United States | The wrong remedy

Faced with a housing crisis, California could further restrict supply

Rent control sounds appealing but is counter-productive

|LOS ANGELES
Listen to this story.
Enjoy more audio and podcasts on iOS or Android.

“THE rent is too damn high,” read the signs brandished by tenant advocates at rallies held in late April in Oakland (median monthly rent: $2,950), Los Angeles (median monthly rent: $2,700), and Sacramento (median monthly rent: $1,895). The activists gathered, along with local politicians, to announce that they had collected the signatures necessary to include a proposal on California’s November ballot that would pave the way for cities to expand rent control. This, they feel, is the only way to mitigate the shortage of affordable housing in the state.

◆ ◆ ◆ ◆ ◆

#### Goal
Answer these questions about the California rent control article:
1. How does the subheading describe rent control?
2. When were the tenant advocates' rallies held?
3. What median monthly rent is given for Oakland?

#### Dataset section
◆ ◆ ◆ ◆ ◆

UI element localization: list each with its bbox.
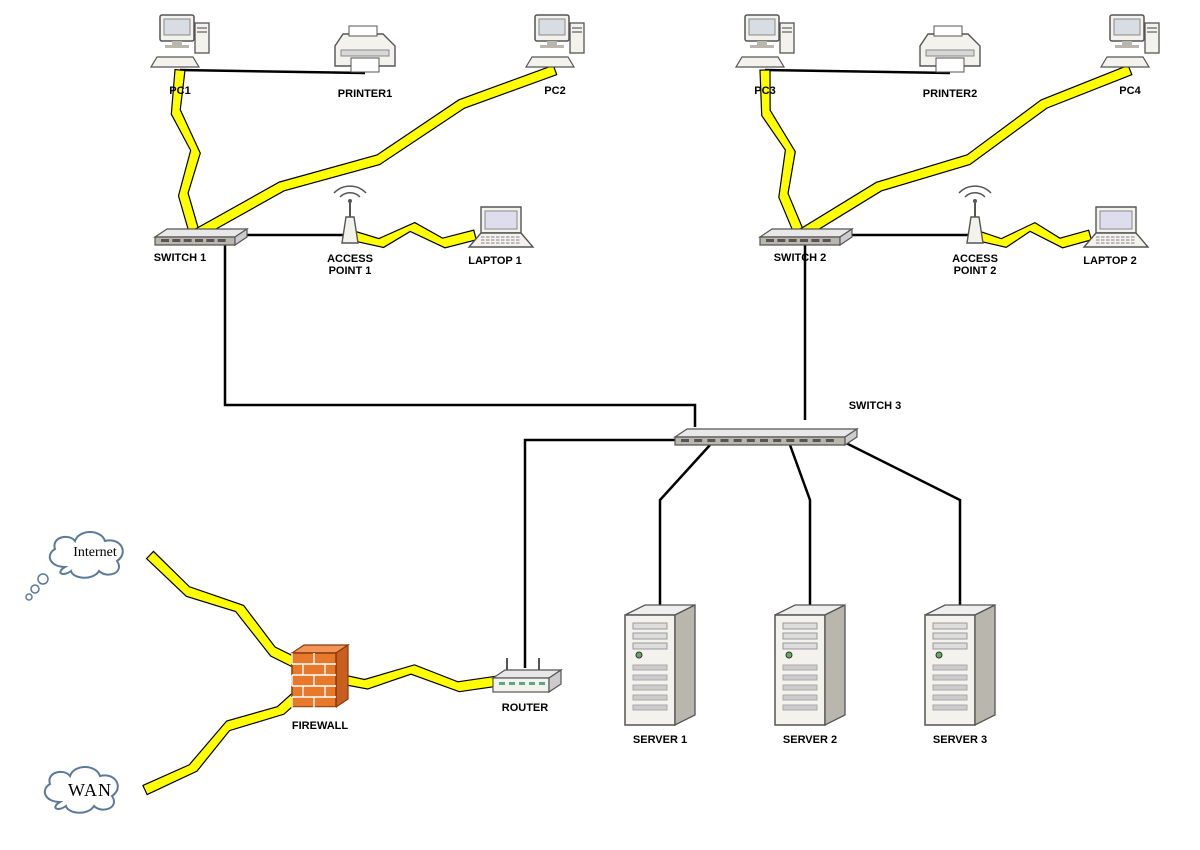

◆ ◆ ◆ ◆ ◆

#### Written reply
1. It sounds appealing but is counter-productive.
2. In late April.
3. $2,950.